OBJECTIVE: Return every record below exactly as written, omitting any pictures.
[begin RAW RECORDS]
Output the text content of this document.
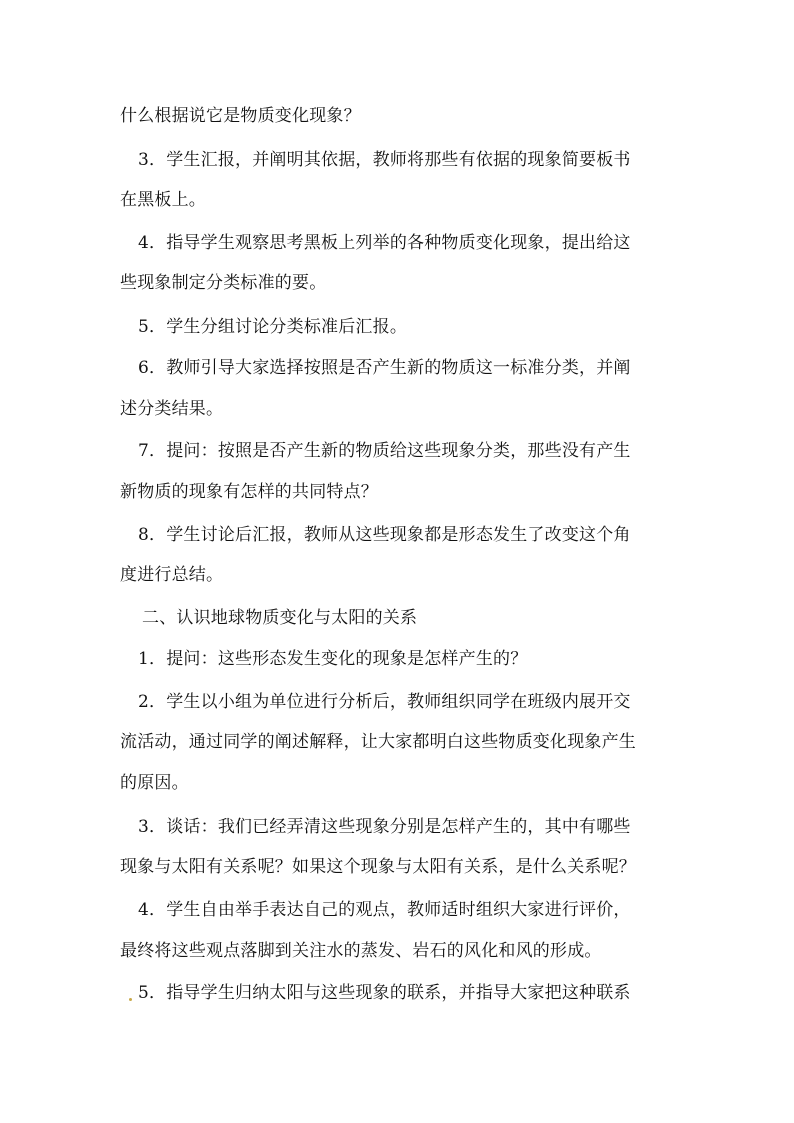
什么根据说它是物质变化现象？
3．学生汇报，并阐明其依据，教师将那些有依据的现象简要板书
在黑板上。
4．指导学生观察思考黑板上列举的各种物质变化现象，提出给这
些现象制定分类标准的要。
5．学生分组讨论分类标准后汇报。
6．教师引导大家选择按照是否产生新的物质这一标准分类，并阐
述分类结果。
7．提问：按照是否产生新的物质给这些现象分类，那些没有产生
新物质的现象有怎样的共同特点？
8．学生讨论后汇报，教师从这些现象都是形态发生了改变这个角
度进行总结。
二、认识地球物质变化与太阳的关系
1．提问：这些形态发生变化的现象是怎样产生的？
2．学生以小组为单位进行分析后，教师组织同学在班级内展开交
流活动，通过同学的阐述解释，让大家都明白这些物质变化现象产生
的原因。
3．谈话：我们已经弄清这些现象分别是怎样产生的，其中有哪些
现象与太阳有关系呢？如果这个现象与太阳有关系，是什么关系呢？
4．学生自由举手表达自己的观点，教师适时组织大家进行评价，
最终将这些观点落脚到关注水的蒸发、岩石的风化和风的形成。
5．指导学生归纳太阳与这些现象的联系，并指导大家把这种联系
[end RAW RECORDS]
EXERCISE ANSWER:
Output the text content of this document.
什么根据说它是物质变化现象？
3．学生汇报，并阐明其依据，教师将那些有依据的现象简要板书
在黑板上。
4．指导学生观察思考黑板上列举的各种物质变化现象，提出给这
些现象制定分类标准的要。
5．学生分组讨论分类标准后汇报。
6．教师引导大家选择按照是否产生新的物质这一标准分类，并阐
述分类结果。
7．提问：按照是否产生新的物质给这些现象分类，那些没有产生
新物质的现象有怎样的共同特点？
8．学生讨论后汇报，教师从这些现象都是形态发生了改变这个角
度进行总结。
二、认识地球物质变化与太阳的关系
1．提问：这些形态发生变化的现象是怎样产生的？
2．学生以小组为单位进行分析后，教师组织同学在班级内展开交
流活动，通过同学的阐述解释，让大家都明白这些物质变化现象产生
的原因。
3．谈话：我们已经弄清这些现象分别是怎样产生的，其中有哪些
现象与太阳有关系呢？如果这个现象与太阳有关系，是什么关系呢？
4．学生自由举手表达自己的观点，教师适时组织大家进行评价，
最终将这些观点落脚到关注水的蒸发、岩石的风化和风的形成。
5．指导学生归纳太阳与这些现象的联系，并指导大家把这种联系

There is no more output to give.